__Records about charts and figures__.
START

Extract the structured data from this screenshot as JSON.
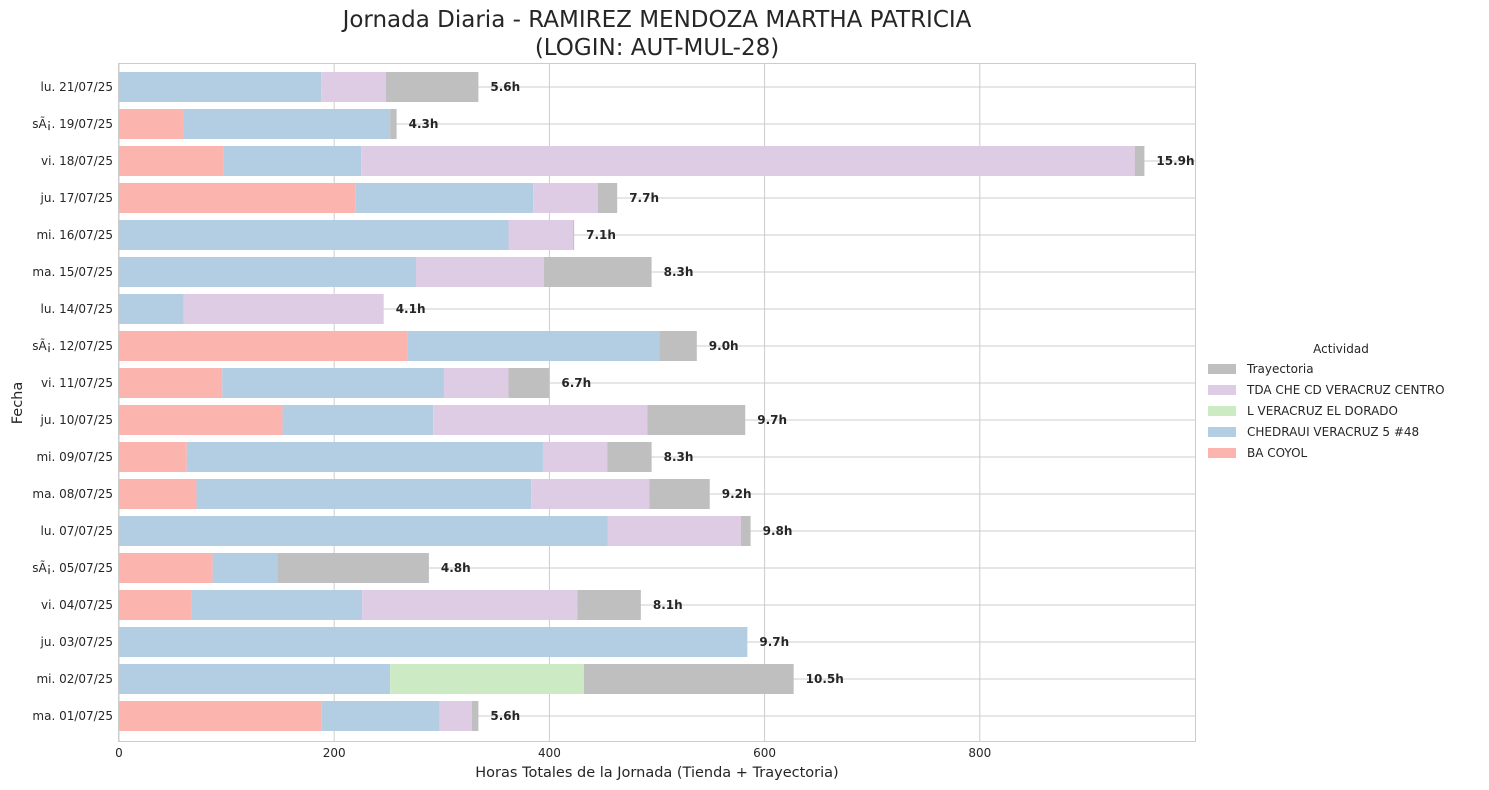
{
  "chart_data": {
    "type": "bar",
    "orientation": "horizontal",
    "stacked": true,
    "title": "Jornada Diaria - RAMIREZ MENDOZA MARTHA PATRICIA",
    "subtitle": "(LOGIN: AUT-MUL-28)",
    "xlabel": "Horas Totales de la Jornada (Tienda + Trayectoria)",
    "ylabel": "Fecha",
    "xlim": [
      0,
      1000
    ],
    "xticks": [
      0,
      200,
      400,
      600,
      800
    ],
    "grid": true,
    "legend": {
      "title": "Actividad",
      "position": "center-right"
    },
    "categories": [
      "lu. 21/07/25",
      "sÃ¡. 19/07/25",
      "vi. 18/07/25",
      "ju. 17/07/25",
      "mi. 16/07/25",
      "ma. 15/07/25",
      "lu. 14/07/25",
      "sÃ¡. 12/07/25",
      "vi. 11/07/25",
      "ju. 10/07/25",
      "mi. 09/07/25",
      "ma. 08/07/25",
      "lu. 07/07/25",
      "sÃ¡. 05/07/25",
      "vi. 04/07/25",
      "ju. 03/07/25",
      "mi. 02/07/25",
      "ma. 01/07/25"
    ],
    "totals": [
      "5.6h",
      "4.3h",
      "15.9h",
      "7.7h",
      "7.1h",
      "8.3h",
      "4.1h",
      "9.0h",
      "6.7h",
      "9.7h",
      "8.3h",
      "9.2h",
      "9.8h",
      "4.8h",
      "8.1h",
      "9.7h",
      "10.5h",
      "5.6h"
    ],
    "series": [
      {
        "name": "BA COYOL",
        "color": "#fbb4ae",
        "values": [
          0,
          60,
          97,
          220,
          0,
          0,
          0,
          268,
          96,
          152,
          63,
          72,
          0,
          87,
          67,
          0,
          0,
          188
        ]
      },
      {
        "name": "CHEDRAUI VERACRUZ 5 #48",
        "color": "#b3cde3",
        "values": [
          188,
          192,
          128,
          165,
          362,
          276,
          60,
          234,
          206,
          140,
          331,
          311,
          454,
          60,
          159,
          584,
          252,
          110
        ]
      },
      {
        "name": "L VERACRUZ EL DORADO",
        "color": "#ccebc5",
        "values": [
          0,
          0,
          0,
          0,
          0,
          0,
          0,
          0,
          0,
          0,
          0,
          0,
          0,
          0,
          0,
          0,
          180,
          0
        ]
      },
      {
        "name": "TDA CHE CD VERACRUZ CENTRO",
        "color": "#decbe4",
        "values": [
          60,
          0,
          719,
          60,
          60,
          119,
          186,
          0,
          60,
          199,
          60,
          110,
          124,
          0,
          200,
          0,
          0,
          30
        ]
      },
      {
        "name": "Trayectoria",
        "color": "#bfbfbf",
        "values": [
          86,
          6,
          9,
          18,
          1,
          100,
          0,
          35,
          38,
          91,
          41,
          56,
          9,
          141,
          59,
          0,
          195,
          6
        ]
      }
    ]
  }
}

END

__What to do__. From the entries above, return each line with the word "name" in it.

__The solution__.
        "name": "BA COYOL",
        "name": "CHEDRAUI VERACRUZ 5 #48",
        "name": "L VERACRUZ EL DORADO",
        "name": "TDA CHE CD VERACRUZ CENTRO",
        "name": "Trayectoria",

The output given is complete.